(Stated problem): Look through the material and tally each line bearing the word "name". Give only the total.
======== Dataset rows ========
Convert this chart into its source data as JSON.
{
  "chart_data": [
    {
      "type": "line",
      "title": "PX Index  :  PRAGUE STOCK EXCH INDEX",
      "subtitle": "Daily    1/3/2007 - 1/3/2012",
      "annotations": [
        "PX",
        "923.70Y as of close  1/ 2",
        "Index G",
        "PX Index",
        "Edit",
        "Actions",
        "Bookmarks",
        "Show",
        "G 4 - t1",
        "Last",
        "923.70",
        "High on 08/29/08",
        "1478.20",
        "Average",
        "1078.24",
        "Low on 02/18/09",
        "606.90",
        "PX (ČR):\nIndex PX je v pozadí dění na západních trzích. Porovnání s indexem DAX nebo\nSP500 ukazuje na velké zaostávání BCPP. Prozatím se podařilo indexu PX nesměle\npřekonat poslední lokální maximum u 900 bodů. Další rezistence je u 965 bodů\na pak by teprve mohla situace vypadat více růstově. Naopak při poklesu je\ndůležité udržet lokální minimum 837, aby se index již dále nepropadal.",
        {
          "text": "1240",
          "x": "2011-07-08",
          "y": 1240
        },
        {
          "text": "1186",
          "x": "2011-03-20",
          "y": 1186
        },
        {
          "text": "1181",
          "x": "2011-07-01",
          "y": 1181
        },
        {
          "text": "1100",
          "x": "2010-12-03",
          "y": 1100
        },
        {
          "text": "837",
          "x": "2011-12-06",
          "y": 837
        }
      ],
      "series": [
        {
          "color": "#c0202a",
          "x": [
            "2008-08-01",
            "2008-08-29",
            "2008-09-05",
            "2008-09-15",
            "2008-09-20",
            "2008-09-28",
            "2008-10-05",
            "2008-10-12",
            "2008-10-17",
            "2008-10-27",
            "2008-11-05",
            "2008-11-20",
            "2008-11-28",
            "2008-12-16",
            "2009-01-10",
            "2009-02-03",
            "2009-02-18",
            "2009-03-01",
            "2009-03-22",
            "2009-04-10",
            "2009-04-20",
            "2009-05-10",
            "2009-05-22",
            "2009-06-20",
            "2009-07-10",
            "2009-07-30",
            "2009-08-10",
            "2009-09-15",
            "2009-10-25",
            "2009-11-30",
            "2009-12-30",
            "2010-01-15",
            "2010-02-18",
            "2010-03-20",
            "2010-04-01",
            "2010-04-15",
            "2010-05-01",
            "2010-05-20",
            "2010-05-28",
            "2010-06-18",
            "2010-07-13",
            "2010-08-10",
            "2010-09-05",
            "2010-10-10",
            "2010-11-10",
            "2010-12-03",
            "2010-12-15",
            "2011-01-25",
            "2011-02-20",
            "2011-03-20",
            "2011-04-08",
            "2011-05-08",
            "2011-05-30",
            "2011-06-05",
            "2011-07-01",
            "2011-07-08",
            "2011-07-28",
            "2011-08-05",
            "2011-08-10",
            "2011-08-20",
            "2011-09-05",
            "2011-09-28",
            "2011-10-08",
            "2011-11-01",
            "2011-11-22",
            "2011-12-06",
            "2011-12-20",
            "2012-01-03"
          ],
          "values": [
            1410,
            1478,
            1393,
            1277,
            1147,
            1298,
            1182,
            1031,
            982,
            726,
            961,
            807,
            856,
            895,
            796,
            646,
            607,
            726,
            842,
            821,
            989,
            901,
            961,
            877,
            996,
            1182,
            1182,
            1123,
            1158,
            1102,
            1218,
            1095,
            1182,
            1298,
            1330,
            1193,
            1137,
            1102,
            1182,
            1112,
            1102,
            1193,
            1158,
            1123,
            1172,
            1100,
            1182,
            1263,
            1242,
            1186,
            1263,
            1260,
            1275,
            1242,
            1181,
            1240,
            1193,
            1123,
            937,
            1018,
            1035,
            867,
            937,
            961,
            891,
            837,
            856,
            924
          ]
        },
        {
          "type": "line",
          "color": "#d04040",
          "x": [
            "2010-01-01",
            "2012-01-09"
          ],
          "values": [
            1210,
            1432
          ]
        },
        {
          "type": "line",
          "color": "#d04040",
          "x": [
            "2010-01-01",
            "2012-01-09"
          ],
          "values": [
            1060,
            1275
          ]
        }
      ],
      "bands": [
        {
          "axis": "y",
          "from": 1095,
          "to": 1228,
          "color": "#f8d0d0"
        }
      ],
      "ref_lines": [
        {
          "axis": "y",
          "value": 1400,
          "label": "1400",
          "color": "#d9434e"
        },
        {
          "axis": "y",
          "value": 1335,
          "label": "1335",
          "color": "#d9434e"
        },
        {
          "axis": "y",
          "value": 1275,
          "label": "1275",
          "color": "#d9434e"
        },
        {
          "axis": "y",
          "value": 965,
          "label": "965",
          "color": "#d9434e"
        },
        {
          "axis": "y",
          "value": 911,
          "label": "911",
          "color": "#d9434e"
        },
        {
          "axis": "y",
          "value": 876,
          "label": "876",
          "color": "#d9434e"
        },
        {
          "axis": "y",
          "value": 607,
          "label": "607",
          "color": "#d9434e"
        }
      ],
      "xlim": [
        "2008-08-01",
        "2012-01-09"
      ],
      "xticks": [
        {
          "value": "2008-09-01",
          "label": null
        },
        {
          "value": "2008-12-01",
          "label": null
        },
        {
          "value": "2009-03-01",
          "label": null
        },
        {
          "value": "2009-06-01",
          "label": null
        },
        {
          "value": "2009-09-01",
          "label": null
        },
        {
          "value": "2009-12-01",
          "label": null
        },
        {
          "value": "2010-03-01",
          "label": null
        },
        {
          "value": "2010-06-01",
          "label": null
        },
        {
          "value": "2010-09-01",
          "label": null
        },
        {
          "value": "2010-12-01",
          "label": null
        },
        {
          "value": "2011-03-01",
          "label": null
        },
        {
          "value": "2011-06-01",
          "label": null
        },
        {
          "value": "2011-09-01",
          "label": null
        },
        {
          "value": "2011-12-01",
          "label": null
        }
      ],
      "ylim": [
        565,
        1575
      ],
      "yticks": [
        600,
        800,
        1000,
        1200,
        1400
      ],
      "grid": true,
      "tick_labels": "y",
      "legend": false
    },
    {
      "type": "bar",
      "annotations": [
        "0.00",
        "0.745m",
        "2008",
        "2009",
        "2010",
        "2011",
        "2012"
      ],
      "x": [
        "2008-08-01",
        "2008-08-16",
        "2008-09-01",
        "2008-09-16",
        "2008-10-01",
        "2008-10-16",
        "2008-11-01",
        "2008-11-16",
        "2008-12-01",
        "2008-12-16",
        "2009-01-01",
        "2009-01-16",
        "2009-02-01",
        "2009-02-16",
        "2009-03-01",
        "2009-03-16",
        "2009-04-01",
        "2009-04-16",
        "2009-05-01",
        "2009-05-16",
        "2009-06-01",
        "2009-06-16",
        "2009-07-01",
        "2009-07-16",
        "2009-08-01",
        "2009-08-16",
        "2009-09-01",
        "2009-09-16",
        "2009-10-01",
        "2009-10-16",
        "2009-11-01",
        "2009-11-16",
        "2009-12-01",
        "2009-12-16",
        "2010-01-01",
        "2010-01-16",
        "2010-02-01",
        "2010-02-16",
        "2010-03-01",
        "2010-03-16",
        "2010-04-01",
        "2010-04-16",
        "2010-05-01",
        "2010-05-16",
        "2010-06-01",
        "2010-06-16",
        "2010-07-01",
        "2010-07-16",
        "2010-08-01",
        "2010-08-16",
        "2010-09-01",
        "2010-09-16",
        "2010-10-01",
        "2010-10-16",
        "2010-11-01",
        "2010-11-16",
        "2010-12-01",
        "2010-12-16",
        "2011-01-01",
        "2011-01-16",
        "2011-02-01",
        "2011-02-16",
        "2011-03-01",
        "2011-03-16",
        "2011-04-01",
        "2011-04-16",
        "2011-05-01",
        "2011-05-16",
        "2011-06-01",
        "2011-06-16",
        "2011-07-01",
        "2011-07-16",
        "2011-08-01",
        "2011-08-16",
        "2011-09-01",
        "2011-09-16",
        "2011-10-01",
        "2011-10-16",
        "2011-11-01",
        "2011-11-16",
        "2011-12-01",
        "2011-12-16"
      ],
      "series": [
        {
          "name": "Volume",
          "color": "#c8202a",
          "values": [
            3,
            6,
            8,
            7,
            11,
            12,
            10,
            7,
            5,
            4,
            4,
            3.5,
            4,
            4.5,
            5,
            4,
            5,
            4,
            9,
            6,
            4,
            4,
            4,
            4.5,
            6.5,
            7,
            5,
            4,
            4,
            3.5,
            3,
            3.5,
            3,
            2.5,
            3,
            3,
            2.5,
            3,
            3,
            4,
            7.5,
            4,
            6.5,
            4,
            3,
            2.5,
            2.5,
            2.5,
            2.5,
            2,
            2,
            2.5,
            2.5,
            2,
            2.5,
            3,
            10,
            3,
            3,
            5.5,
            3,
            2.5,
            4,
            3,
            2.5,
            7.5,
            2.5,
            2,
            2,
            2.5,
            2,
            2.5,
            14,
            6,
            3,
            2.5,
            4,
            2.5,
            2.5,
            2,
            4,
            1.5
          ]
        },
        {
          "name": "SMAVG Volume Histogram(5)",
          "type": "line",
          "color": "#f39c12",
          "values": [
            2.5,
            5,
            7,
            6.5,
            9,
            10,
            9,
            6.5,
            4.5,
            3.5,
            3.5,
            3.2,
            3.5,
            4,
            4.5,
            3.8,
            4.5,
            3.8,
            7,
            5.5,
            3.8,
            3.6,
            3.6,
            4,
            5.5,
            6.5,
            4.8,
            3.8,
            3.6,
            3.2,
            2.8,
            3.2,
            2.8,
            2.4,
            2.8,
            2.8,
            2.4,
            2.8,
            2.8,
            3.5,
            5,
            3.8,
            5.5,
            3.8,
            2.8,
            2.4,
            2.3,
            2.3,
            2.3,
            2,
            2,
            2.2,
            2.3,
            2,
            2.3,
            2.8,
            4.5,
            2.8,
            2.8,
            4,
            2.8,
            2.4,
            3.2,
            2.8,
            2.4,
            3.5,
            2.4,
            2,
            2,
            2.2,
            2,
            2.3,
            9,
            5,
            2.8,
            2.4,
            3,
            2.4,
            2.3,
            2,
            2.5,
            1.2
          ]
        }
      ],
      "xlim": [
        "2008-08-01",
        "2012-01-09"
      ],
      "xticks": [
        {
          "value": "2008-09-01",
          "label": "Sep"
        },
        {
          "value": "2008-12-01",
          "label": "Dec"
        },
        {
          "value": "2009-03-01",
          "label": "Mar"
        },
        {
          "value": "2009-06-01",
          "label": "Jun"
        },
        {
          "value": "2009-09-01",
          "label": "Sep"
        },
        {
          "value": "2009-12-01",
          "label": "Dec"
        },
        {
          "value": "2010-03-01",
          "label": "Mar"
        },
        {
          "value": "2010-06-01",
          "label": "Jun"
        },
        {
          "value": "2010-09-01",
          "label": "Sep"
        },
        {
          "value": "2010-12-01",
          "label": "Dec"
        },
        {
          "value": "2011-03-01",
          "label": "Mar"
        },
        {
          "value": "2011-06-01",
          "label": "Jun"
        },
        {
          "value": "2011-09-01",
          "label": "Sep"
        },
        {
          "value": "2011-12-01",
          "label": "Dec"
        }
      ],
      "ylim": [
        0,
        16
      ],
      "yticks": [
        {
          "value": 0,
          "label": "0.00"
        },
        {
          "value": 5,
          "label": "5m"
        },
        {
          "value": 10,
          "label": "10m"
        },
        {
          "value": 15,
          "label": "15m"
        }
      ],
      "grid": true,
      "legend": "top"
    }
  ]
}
========
(Complete answer): 2